*Task description*
Copy out all the entries word for word.
─── Supplied records
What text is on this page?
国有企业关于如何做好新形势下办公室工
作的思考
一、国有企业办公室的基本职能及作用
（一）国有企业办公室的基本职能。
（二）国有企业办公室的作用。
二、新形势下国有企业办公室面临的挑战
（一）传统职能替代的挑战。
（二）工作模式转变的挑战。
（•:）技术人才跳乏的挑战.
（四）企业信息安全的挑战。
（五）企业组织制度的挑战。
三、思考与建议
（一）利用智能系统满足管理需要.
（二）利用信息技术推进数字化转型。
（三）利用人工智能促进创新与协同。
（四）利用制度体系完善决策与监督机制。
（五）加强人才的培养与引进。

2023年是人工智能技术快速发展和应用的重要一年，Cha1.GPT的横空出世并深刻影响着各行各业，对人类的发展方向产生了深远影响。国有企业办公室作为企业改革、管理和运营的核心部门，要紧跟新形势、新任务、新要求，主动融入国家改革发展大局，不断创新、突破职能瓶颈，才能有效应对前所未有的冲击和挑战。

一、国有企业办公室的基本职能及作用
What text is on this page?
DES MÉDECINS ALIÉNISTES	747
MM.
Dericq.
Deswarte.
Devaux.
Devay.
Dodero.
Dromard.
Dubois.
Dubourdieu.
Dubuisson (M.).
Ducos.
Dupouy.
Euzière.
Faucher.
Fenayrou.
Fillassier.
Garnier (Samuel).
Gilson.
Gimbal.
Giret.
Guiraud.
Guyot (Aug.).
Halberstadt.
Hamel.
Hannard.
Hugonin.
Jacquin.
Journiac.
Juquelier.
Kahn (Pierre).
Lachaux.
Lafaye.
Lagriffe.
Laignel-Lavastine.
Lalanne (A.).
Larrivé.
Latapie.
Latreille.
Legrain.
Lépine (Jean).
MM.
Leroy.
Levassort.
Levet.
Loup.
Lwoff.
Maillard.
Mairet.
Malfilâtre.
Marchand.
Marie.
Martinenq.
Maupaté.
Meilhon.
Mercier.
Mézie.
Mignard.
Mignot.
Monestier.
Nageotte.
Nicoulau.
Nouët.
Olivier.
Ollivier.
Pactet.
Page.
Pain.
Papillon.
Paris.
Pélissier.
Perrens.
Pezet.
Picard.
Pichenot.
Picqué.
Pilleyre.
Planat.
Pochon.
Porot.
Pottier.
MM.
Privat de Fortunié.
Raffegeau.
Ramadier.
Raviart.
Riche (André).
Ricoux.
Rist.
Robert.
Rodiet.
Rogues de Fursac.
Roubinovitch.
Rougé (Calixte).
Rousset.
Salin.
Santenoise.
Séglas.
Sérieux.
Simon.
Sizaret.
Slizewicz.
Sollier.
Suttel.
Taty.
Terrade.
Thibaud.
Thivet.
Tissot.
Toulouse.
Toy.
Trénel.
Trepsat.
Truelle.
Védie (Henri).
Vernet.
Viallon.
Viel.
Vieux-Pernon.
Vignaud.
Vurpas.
──────
*Answer to this problem*
What text is on this page?
国有企业关于如何做好新形势下办公室工
作的思考
一、国有企业办公室的基本职能及作用
（一）国有企业办公室的基本职能。
（二）国有企业办公室的作用。
二、新形势下国有企业办公室面临的挑战
（一）传统职能替代的挑战。
（二）工作模式转变的挑战。
（•:）技术人才跳乏的挑战.
（四）企业信息安全的挑战。
（五）企业组织制度的挑战。
三、思考与建议
（一）利用智能系统满足管理需要.
（二）利用信息技术推进数字化转型。
（三）利用人工智能促进创新与协同。
（四）利用制度体系完善决策与监督机制。
（五）加强人才的培养与引进。

2023年是人工智能技术快速发展和应用的重要一年，Cha1.GPT的横空出世并深刻影响着各行各业，对人类的发展方向产生了深远影响。国有企业办公室作为企业改革、管理和运营的核心部门，要紧跟新形势、新任务、新要求，主动融入国家改革发展大局，不断创新、突破职能瓶颈，才能有效应对前所未有的冲击和挑战。

一、国有企业办公室的基本职能及作用
What text is on this page?
DES MÉDECINS ALIÉNISTES	747
MM.
Dericq.
Deswarte.
Devaux.
Devay.
Dodero.
Dromard.
Dubois.
Dubourdieu.
Dubuisson (M.).
Ducos.
Dupouy.
Euzière.
Faucher.
Fenayrou.
Fillassier.
Garnier (Samuel).
Gilson.
Gimbal.
Giret.
Guiraud.
Guyot (Aug.).
Halberstadt.
Hamel.
Hannard.
Hugonin.
Jacquin.
Journiac.
Juquelier.
Kahn (Pierre).
Lachaux.
Lafaye.
Lagriffe.
Laignel-Lavastine.
Lalanne (A.).
Larrivé.
Latapie.
Latreille.
Legrain.
Lépine (Jean).
MM.
Leroy.
Levassort.
Levet.
Loup.
Lwoff.
Maillard.
Mairet.
Malfilâtre.
Marchand.
Marie.
Martinenq.
Maupaté.
Meilhon.
Mercier.
Mézie.
Mignard.
Mignot.
Monestier.
Nageotte.
Nicoulau.
Nouët.
Olivier.
Ollivier.
Pactet.
Page.
Pain.
Papillon.
Paris.
Pélissier.
Perrens.
Pezet.
Picard.
Pichenot.
Picqué.
Pilleyre.
Planat.
Pochon.
Porot.
Pottier.
MM.
Privat de Fortunié.
Raffegeau.
Ramadier.
Raviart.
Riche (André).
Ricoux.
Rist.
Robert.
Rodiet.
Rogues de Fursac.
Roubinovitch.
Rougé (Calixte).
Rousset.
Salin.
Santenoise.
Séglas.
Sérieux.
Simon.
Sizaret.
Slizewicz.
Sollier.
Suttel.
Taty.
Terrade.
Thibaud.
Thivet.
Tissot.
Toulouse.
Toy.
Trénel.
Trepsat.
Truelle.
Védie (Henri).
Vernet.
Viallon.
Viel.
Vieux-Pernon.
Vignaud.
Vurpas.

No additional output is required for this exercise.